BEGIN EXCERPTED TEXT

We relied upon the exemption from registration as set forth in Section 4(2) of the Securities Act for the issuance of these securities. The recipient took these securities for investment purposes without a view to distribution and had access to information concerning us and our business prospects, as required by the Securities Act. In addition, there was no general solicitation or advertising for the acquisition of these securities.
 
 
Item 5.02.    Departure of Directors or Principal Officers; Election or Directors; Appointment of Principal Officers.

(c) On September 7, 2010, John Mitola, one of the Registrant’s Independent Directors, resigned from the Board of Directors for personal reasons.

(d)  On September 8, 2010, the Board of Directors of the Registrant elected Denis C. Carey (“Carey”) as a new member of the Board of Directors. Carey was appointed for a 1-year term subject to reelection by the Shareholders for 2 further terms of 1-year on the same terms and conditions. Carey was also appointed to the Audit Committee and the Compensation Committee with immediate effect. In remuneration for his services, Carey will receive $4,000 per month during his term as a Director. He was also granted 500,000 options to purchase shares of common stock of the Registrant at a price of $0.35 per option. These options will vest over 36 months with the first portion of 41,667 vesting 3 months after the grant date and thereafter an additional portion of 41,667 will vest at 3-monthly intervals until finally the last portion of 41,663 will vest on the 3-year anniversary of the grant.

END EXCERPTED TEXT
BEGIN INFORMATION SUPPLIED

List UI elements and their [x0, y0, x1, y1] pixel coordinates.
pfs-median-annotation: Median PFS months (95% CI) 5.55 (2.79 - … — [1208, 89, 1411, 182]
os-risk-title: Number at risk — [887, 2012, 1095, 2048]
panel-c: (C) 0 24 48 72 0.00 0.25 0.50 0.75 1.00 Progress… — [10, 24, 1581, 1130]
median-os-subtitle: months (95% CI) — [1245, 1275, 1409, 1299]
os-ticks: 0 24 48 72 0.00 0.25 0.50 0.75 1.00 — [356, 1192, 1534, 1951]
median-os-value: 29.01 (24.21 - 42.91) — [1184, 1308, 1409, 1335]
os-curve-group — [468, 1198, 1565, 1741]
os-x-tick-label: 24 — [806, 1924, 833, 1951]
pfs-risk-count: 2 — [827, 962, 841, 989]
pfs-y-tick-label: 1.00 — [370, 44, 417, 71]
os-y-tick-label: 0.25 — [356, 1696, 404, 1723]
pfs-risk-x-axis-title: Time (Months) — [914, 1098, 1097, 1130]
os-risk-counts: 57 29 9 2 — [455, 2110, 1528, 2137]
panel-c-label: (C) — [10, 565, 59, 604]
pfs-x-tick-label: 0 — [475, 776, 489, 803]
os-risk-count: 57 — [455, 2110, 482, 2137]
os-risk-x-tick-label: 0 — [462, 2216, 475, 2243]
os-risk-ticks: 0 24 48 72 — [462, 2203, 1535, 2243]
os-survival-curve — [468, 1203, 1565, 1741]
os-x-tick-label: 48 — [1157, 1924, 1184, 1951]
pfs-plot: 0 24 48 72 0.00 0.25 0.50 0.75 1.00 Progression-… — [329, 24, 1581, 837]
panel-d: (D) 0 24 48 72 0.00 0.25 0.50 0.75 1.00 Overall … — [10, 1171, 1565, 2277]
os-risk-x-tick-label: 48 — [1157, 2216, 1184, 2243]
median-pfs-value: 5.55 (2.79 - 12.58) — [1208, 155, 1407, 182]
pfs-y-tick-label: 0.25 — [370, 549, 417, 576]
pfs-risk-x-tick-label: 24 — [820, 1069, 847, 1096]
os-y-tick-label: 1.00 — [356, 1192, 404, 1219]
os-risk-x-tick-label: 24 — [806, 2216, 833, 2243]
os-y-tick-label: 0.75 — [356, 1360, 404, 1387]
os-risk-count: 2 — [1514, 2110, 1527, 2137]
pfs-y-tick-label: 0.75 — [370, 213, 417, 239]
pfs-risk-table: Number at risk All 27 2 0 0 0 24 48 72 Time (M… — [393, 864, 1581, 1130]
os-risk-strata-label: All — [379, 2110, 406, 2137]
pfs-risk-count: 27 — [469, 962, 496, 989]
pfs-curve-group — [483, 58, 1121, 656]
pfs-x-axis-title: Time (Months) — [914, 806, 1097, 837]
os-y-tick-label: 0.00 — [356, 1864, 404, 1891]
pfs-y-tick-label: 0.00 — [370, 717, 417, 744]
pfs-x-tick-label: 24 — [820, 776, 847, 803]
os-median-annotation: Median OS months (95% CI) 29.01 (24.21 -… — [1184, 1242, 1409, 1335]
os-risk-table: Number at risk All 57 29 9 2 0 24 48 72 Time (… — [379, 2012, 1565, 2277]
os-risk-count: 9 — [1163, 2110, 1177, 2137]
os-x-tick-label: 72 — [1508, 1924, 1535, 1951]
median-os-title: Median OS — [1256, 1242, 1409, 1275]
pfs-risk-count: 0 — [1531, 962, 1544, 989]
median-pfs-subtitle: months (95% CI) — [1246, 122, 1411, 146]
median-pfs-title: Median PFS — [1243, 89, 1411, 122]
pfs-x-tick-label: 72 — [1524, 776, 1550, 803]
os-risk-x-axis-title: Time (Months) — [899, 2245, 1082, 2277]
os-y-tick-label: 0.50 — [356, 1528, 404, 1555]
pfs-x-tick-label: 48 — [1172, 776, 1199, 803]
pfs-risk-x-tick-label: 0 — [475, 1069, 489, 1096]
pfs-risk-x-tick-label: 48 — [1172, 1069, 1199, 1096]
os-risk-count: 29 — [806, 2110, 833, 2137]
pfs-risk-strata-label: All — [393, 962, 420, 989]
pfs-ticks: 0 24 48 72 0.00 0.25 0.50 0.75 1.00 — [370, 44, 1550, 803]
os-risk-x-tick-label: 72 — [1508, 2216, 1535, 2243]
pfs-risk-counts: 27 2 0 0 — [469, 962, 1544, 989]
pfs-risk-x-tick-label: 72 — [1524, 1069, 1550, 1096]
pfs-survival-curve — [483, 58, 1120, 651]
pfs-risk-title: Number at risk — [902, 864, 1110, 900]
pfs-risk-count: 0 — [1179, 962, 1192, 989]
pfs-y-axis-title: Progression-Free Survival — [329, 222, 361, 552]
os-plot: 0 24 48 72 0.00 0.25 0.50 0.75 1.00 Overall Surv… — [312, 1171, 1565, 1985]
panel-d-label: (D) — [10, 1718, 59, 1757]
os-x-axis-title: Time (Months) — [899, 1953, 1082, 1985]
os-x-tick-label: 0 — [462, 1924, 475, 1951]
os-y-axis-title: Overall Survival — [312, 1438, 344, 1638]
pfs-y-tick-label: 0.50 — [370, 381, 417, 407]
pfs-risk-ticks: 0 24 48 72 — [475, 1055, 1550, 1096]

END INFORMATION SUPPLIED

_EXERCISE GOAL:_ According to the excerpted text on board changes, how much will Denis C. Carey be paid each month for his services as a Director?

_ANSWER:_ He will receive $4,000 per month during his term as a Director.